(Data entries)

***

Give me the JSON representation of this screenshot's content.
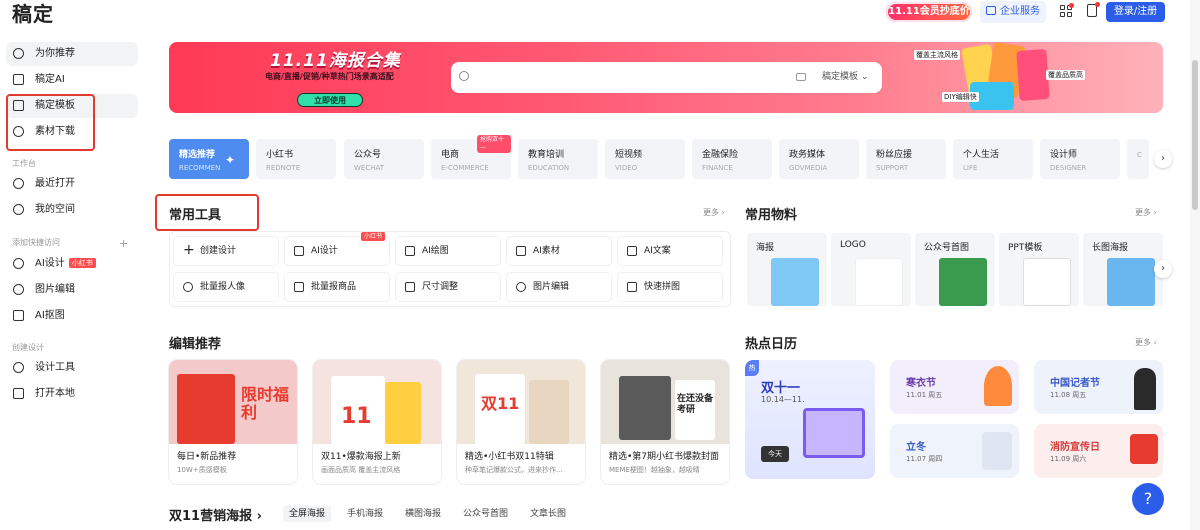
{
  "header": {
    "logo": "稿定",
    "promo": "11.11会员抄底价",
    "enterprise": "企业服务",
    "login": "登录/注册"
  },
  "sidebar": {
    "items": [
      {
        "label": "为你推荐",
        "icon": "compass-icon"
      },
      {
        "label": "稿定AI",
        "icon": "ai-scan-icon"
      },
      {
        "label": "稿定模板",
        "icon": "template-icon"
      },
      {
        "label": "素材下载",
        "icon": "material-icon"
      }
    ],
    "workspace_title": "工作台",
    "workspace": [
      {
        "label": "最近打开",
        "icon": "clock-icon"
      },
      {
        "label": "我的空间",
        "icon": "user-icon"
      }
    ],
    "quick_title": "添加快捷访问",
    "quick": [
      {
        "label": "AI设计",
        "tag": "小红书",
        "icon": "infinity-icon"
      },
      {
        "label": "图片编辑",
        "icon": "palette-icon"
      },
      {
        "label": "AI抠图",
        "icon": "cutout-icon"
      }
    ],
    "create_title": "创建设计",
    "create": [
      {
        "label": "设计工具",
        "icon": "pen-icon"
      },
      {
        "label": "打开本地",
        "icon": "folder-icon"
      }
    ]
  },
  "banner": {
    "title": "11.11海报合集",
    "subtitle": "电商/直播/促销/种草热门场景高适配",
    "use_button": "立即使用",
    "search_scope": "稿定模板",
    "deco": [
      "覆盖主流风格",
      "覆盖品质高",
      "DIY编辑快"
    ]
  },
  "categories": [
    {
      "cn": "精选推荐",
      "en": "RECOMMEN"
    },
    {
      "cn": "小红书",
      "en": "REDNOTE"
    },
    {
      "cn": "公众号",
      "en": "WECHAT"
    },
    {
      "cn": "电商",
      "en": "E-COMMERCE",
      "hot": "抢购双十一"
    },
    {
      "cn": "教育培训",
      "en": "EDUCATION"
    },
    {
      "cn": "短视频",
      "en": "VIDEO"
    },
    {
      "cn": "金融保险",
      "en": "FINANCE"
    },
    {
      "cn": "政务媒体",
      "en": "GOVMEDIA"
    },
    {
      "cn": "粉丝应援",
      "en": "SUPPORT"
    },
    {
      "cn": "个人生活",
      "en": "LIFE"
    },
    {
      "cn": "设计师",
      "en": "DESIGNER"
    },
    {
      "cn": "",
      "en": "C"
    }
  ],
  "tools": {
    "title": "常用工具",
    "more": "更多 ›",
    "items": [
      {
        "label": "创建设计"
      },
      {
        "label": "AI设计",
        "tag": "小红书"
      },
      {
        "label": "AI绘图"
      },
      {
        "label": "AI素材"
      },
      {
        "label": "AI文案"
      },
      {
        "label": "批量报人像"
      },
      {
        "label": "批量报商品"
      },
      {
        "label": "尺寸调整"
      },
      {
        "label": "图片编辑"
      },
      {
        "label": "快速拼图"
      }
    ]
  },
  "materials": {
    "title": "常用物料",
    "more": "更多 ›",
    "items": [
      {
        "label": "海报",
        "color": "#7fc8f5"
      },
      {
        "label": "LOGO",
        "color": "#ffffff"
      },
      {
        "label": "公众号首图",
        "color": "#3a9a4e"
      },
      {
        "label": "PPT模板",
        "color": "#f0f0f0"
      },
      {
        "label": "长图海报",
        "color": "#6ab7f0"
      }
    ]
  },
  "editor": {
    "title": "编辑推荐",
    "items": [
      {
        "title": "每日•新品推荐",
        "sub": "10W+质感模板",
        "img": "#f4c9c9",
        "word": "限时福利"
      },
      {
        "title": "双11•爆款海报上新",
        "sub": "画面品质高 覆盖主流风格",
        "img": "#f5e3df",
        "word": "11"
      },
      {
        "title": "精选•小红书双11特辑",
        "sub": "种草笔记爆款公式，进来抄作...",
        "img": "#f0e6da",
        "word": "双11"
      },
      {
        "title": "精选•第7期小红书爆款封面",
        "sub": "MEME梗图！越抽象，越吸睛",
        "img": "#e8e4dc",
        "word": "在还没备考研"
      }
    ]
  },
  "hot": {
    "title": "热点日历",
    "more": "更多 ›",
    "flag": "热",
    "main": {
      "name": "双十一",
      "date": "10.14—11.",
      "today": "今天"
    },
    "cards": [
      {
        "name": "寒衣节",
        "date": "11.01 周五",
        "color": "#6a3ea8",
        "bg": "#f3eefb"
      },
      {
        "name": "中国记者节",
        "date": "11.08 周五",
        "color": "#3a5bc8",
        "bg": "#eef2fb"
      },
      {
        "name": "立冬",
        "date": "11.07 周四",
        "color": "#3a5bc8",
        "bg": "#eef3fc"
      },
      {
        "name": "消防宣传日",
        "date": "11.09 周六",
        "color": "#d83a3a",
        "bg": "#fdeeee"
      }
    ]
  },
  "bottom": {
    "title": "双11营销海报",
    "tabs": [
      "全屏海报",
      "手机海报",
      "横图海报",
      "公众号首图",
      "文章长图"
    ]
  },
  "help": "?"
}
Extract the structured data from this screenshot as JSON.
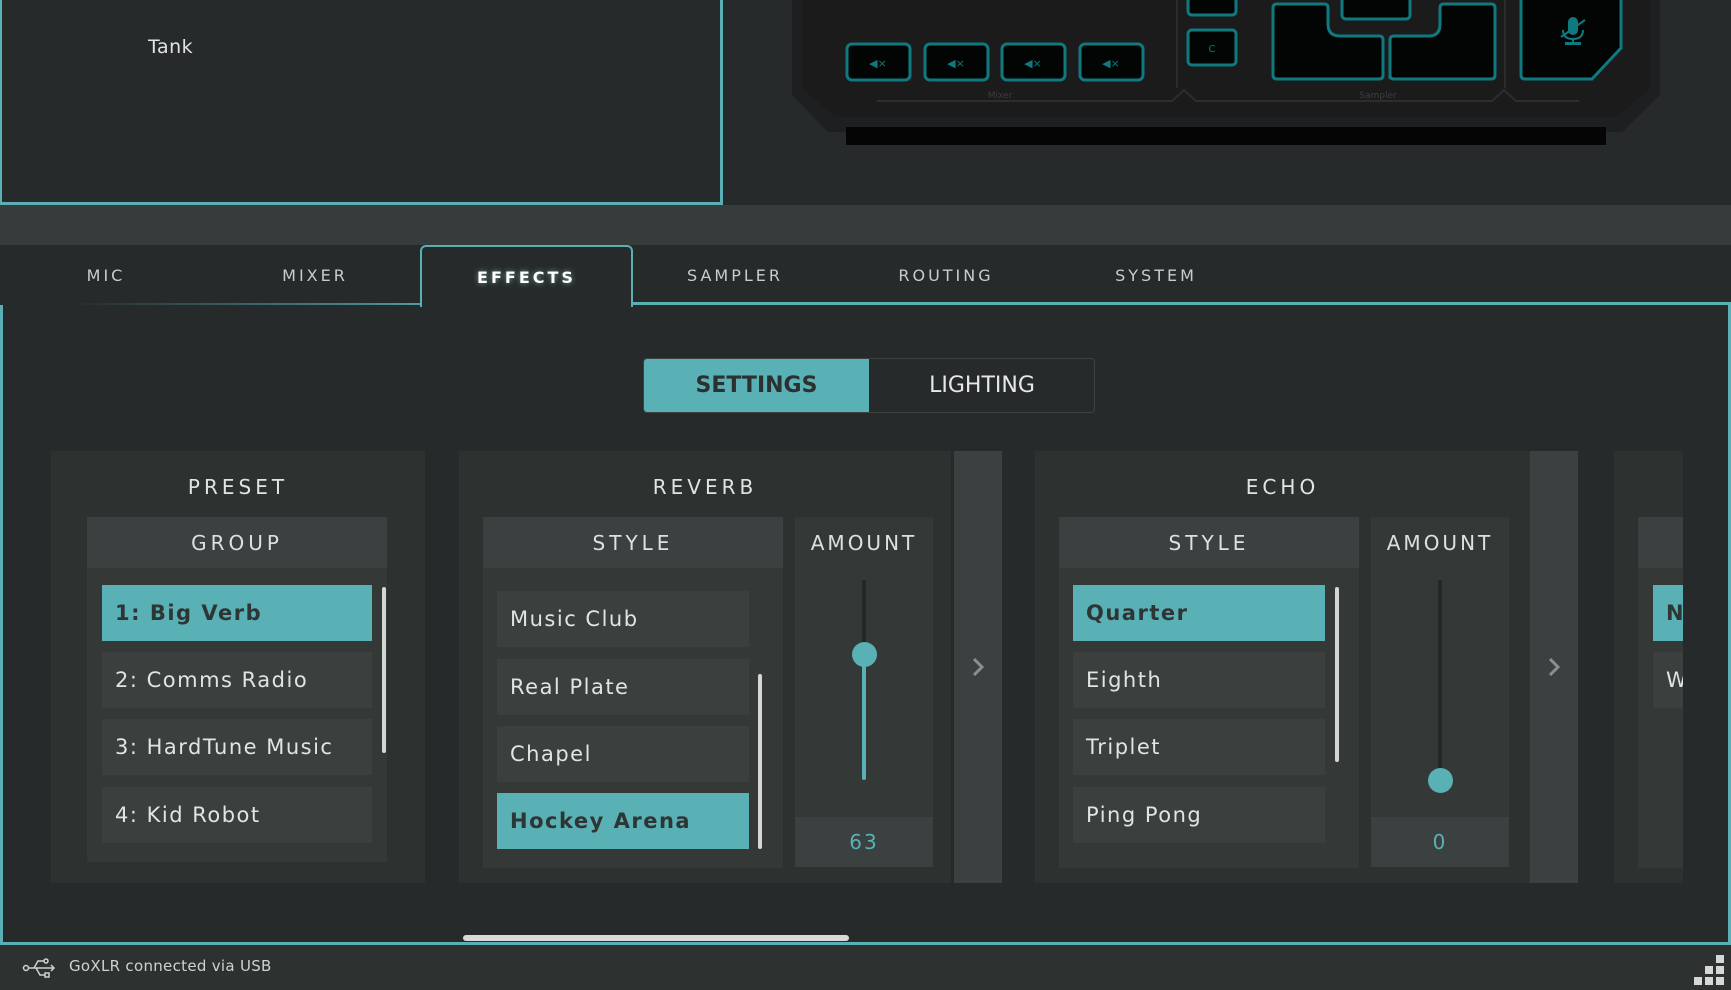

***

### Written instruction
All of the material above should be reproduced exactly, except the pictures.

### Exercise answer
Give me the JSON representation of this screenshot's content.
{
  "header": {
    "logo": "稿定",
    "promo": "11.11会员抄底价",
    "enterprise": "企业服务",
    "login": "登录/注册"
  },
  "sidebar": {
    "items": [
      {
        "label": "为你推荐",
        "icon": "compass-icon"
      },
      {
        "label": "稿定AI",
        "icon": "ai-scan-icon"
      },
      {
        "label": "稿定模板",
        "icon": "template-icon"
      },
      {
        "label": "素材下载",
        "icon": "material-icon"
      }
    ],
    "workspace_title": "工作台",
    "workspace": [
      {
        "label": "最近打开",
        "icon": "clock-icon"
      },
      {
        "label": "我的空间",
        "icon": "user-icon"
      }
    ],
    "quick_title": "添加快捷访问",
    "quick": [
      {
        "label": "AI设计",
        "tag": "小红书",
        "icon": "infinity-icon"
      },
      {
        "label": "图片编辑",
        "icon": "palette-icon"
      },
      {
        "label": "AI抠图",
        "icon": "cutout-icon"
      }
    ],
    "create_title": "创建设计",
    "create": [
      {
        "label": "设计工具",
        "icon": "pen-icon"
      },
      {
        "label": "打开本地",
        "icon": "folder-icon"
      }
    ]
  },
  "banner": {
    "title": "11.11海报合集",
    "subtitle": "电商/直播/促销/种草热门场景高适配",
    "use_button": "立即使用",
    "search_scope": "稿定模板",
    "deco": [
      "覆盖主流风格",
      "覆盖品质高",
      "DIY编辑快"
    ]
  },
  "categories": [
    {
      "cn": "精选推荐",
      "en": "RECOMMEN"
    },
    {
      "cn": "小红书",
      "en": "REDNOTE"
    },
    {
      "cn": "公众号",
      "en": "WECHAT"
    },
    {
      "cn": "电商",
      "en": "E-COMMERCE",
      "hot": "抢购双十一"
    },
    {
      "cn": "教育培训",
      "en": "EDUCATION"
    },
    {
      "cn": "短视频",
      "en": "VIDEO"
    },
    {
      "cn": "金融保险",
      "en": "FINANCE"
    },
    {
      "cn": "政务媒体",
      "en": "GOVMEDIA"
    },
    {
      "cn": "粉丝应援",
      "en": "SUPPORT"
    },
    {
      "cn": "个人生活",
      "en": "LIFE"
    },
    {
      "cn": "设计师",
      "en": "DESIGNER"
    },
    {
      "cn": "",
      "en": "C"
    }
  ],
  "tools": {
    "title": "常用工具",
    "more": "更多 ›",
    "items": [
      {
        "label": "创建设计"
      },
      {
        "label": "AI设计",
        "tag": "小红书"
      },
      {
        "label": "AI绘图"
      },
      {
        "label": "AI素材"
      },
      {
        "label": "AI文案"
      },
      {
        "label": "批量报人像"
      },
      {
        "label": "批量报商品"
      },
      {
        "label": "尺寸调整"
      },
      {
        "label": "图片编辑"
      },
      {
        "label": "快速拼图"
      }
    ]
  },
  "materials": {
    "title": "常用物料",
    "more": "更多 ›",
    "items": [
      {
        "label": "海报",
        "color": "#7fc8f5"
      },
      {
        "label": "LOGO",
        "color": "#ffffff"
      },
      {
        "label": "公众号首图",
        "color": "#3a9a4e"
      },
      {
        "label": "PPT模板",
        "color": "#f0f0f0"
      },
      {
        "label": "长图海报",
        "color": "#6ab7f0"
      }
    ]
  },
  "editor": {
    "title": "编辑推荐",
    "items": [
      {
        "title": "每日•新品推荐",
        "sub": "10W+质感模板",
        "img": "#f4c9c9",
        "word": "限时福利"
      },
      {
        "title": "双11•爆款海报上新",
        "sub": "画面品质高 覆盖主流风格",
        "img": "#f5e3df",
        "word": "11"
      },
      {
        "title": "精选•小红书双11特辑",
        "sub": "种草笔记爆款公式，进来抄作...",
        "img": "#f0e6da",
        "word": "双11"
      },
      {
        "title": "精选•第7期小红书爆款封面",
        "sub": "MEME梗图！越抽象，越吸睛",
        "img": "#e8e4dc",
        "word": "在还没备考研"
      }
    ]
  },
  "hot": {
    "title": "热点日历",
    "more": "更多 ›",
    "flag": "热",
    "main": {
      "name": "双十一",
      "date": "10.14—11.",
      "today": "今天"
    },
    "cards": [
      {
        "name": "寒衣节",
        "date": "11.01 周五",
        "color": "#6a3ea8",
        "bg": "#f3eefb"
      },
      {
        "name": "中国记者节",
        "date": "11.08 周五",
        "color": "#3a5bc8",
        "bg": "#eef2fb"
      },
      {
        "name": "立冬",
        "date": "11.07 周四",
        "color": "#3a5bc8",
        "bg": "#eef3fc"
      },
      {
        "name": "消防宣传日",
        "date": "11.09 周六",
        "color": "#d83a3a",
        "bg": "#fdeeee"
      }
    ]
  },
  "bottom": {
    "title": "双11营销海报",
    "tabs": [
      "全屏海报",
      "手机海报",
      "横图海报",
      "公众号首图",
      "文章长图"
    ]
  },
  "help": "?"
}
Extract the structured data from this screenshot as JSON.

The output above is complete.